• [Aim of the task]: Carry none of the pictures over; write out the complete data exactly.

• [Data entries]:

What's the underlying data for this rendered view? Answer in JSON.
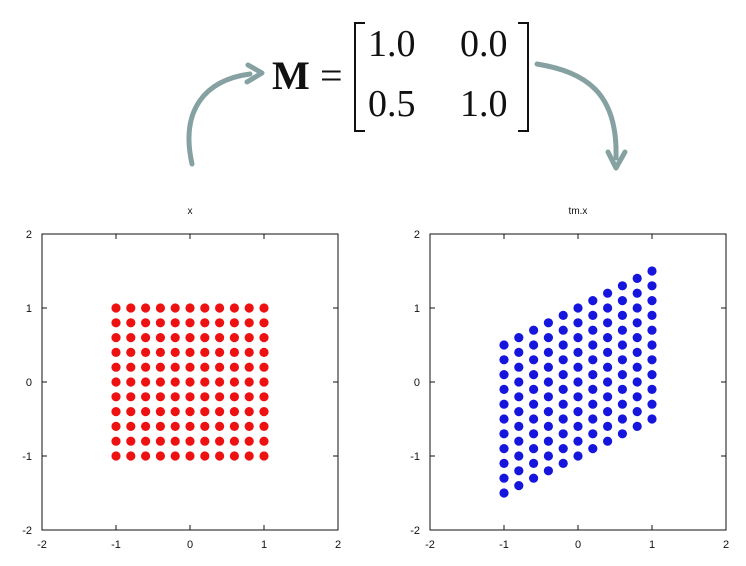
{
  "equation": {
    "lhs": "M",
    "equals": "=",
    "matrix": [
      [
        "1.0",
        "0.0"
      ],
      [
        "0.5",
        "1.0"
      ]
    ]
  },
  "colors": {
    "original_points": "#ee1111",
    "transformed_points": "#1515dd",
    "arrow": "#86a1a1"
  },
  "chart_data": [
    {
      "type": "scatter",
      "title": "x",
      "xlabel": "",
      "ylabel": "",
      "xlim": [
        -2,
        2
      ],
      "ylim": [
        -2,
        2
      ],
      "xticks": [
        "-2",
        "-1",
        "0",
        "1",
        "2"
      ],
      "yticks": [
        "-2",
        "-1",
        "0",
        "1",
        "2"
      ],
      "grid": false,
      "color": "#ee1111",
      "grid_points": {
        "x_values": [
          -1.0,
          -0.8,
          -0.6,
          -0.4,
          -0.2,
          0.0,
          0.2,
          0.4,
          0.6,
          0.8,
          1.0
        ],
        "y_values": [
          -1.0,
          -0.8,
          -0.6,
          -0.4,
          -0.2,
          0.0,
          0.2,
          0.4,
          0.6,
          0.8,
          1.0
        ]
      }
    },
    {
      "type": "scatter",
      "title": "tm.x",
      "xlabel": "",
      "ylabel": "",
      "xlim": [
        -2,
        2
      ],
      "ylim": [
        -2,
        2
      ],
      "xticks": [
        "-2",
        "-1",
        "0",
        "1",
        "2"
      ],
      "yticks": [
        "-2",
        "-1",
        "0",
        "1",
        "2"
      ],
      "grid": false,
      "color": "#1515dd",
      "grid_points": {
        "x_values": [
          -1.0,
          -0.8,
          -0.6,
          -0.4,
          -0.2,
          0.0,
          0.2,
          0.4,
          0.6,
          0.8,
          1.0
        ],
        "y_values": [
          -1.0,
          -0.8,
          -0.6,
          -0.4,
          -0.2,
          0.0,
          0.2,
          0.4,
          0.6,
          0.8,
          1.0
        ]
      },
      "transform": [
        [
          1.0,
          0.0
        ],
        [
          0.5,
          1.0
        ]
      ]
    }
  ]
}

• [Expected answer]:
What's the underlying data for this rendered view? Answer in JSON.
{
  "equation": {
    "lhs": "M",
    "equals": "=",
    "matrix": [
      [
        "1.0",
        "0.0"
      ],
      [
        "0.5",
        "1.0"
      ]
    ]
  },
  "colors": {
    "original_points": "#ee1111",
    "transformed_points": "#1515dd",
    "arrow": "#86a1a1"
  },
  "chart_data": [
    {
      "type": "scatter",
      "title": "x",
      "xlabel": "",
      "ylabel": "",
      "xlim": [
        -2,
        2
      ],
      "ylim": [
        -2,
        2
      ],
      "xticks": [
        "-2",
        "-1",
        "0",
        "1",
        "2"
      ],
      "yticks": [
        "-2",
        "-1",
        "0",
        "1",
        "2"
      ],
      "grid": false,
      "color": "#ee1111",
      "grid_points": {
        "x_values": [
          -1.0,
          -0.8,
          -0.6,
          -0.4,
          -0.2,
          0.0,
          0.2,
          0.4,
          0.6,
          0.8,
          1.0
        ],
        "y_values": [
          -1.0,
          -0.8,
          -0.6,
          -0.4,
          -0.2,
          0.0,
          0.2,
          0.4,
          0.6,
          0.8,
          1.0
        ]
      }
    },
    {
      "type": "scatter",
      "title": "tm.x",
      "xlabel": "",
      "ylabel": "",
      "xlim": [
        -2,
        2
      ],
      "ylim": [
        -2,
        2
      ],
      "xticks": [
        "-2",
        "-1",
        "0",
        "1",
        "2"
      ],
      "yticks": [
        "-2",
        "-1",
        "0",
        "1",
        "2"
      ],
      "grid": false,
      "color": "#1515dd",
      "grid_points": {
        "x_values": [
          -1.0,
          -0.8,
          -0.6,
          -0.4,
          -0.2,
          0.0,
          0.2,
          0.4,
          0.6,
          0.8,
          1.0
        ],
        "y_values": [
          -1.0,
          -0.8,
          -0.6,
          -0.4,
          -0.2,
          0.0,
          0.2,
          0.4,
          0.6,
          0.8,
          1.0
        ]
      },
      "transform": [
        [
          1.0,
          0.0
        ],
        [
          0.5,
          1.0
        ]
      ]
    }
  ]
}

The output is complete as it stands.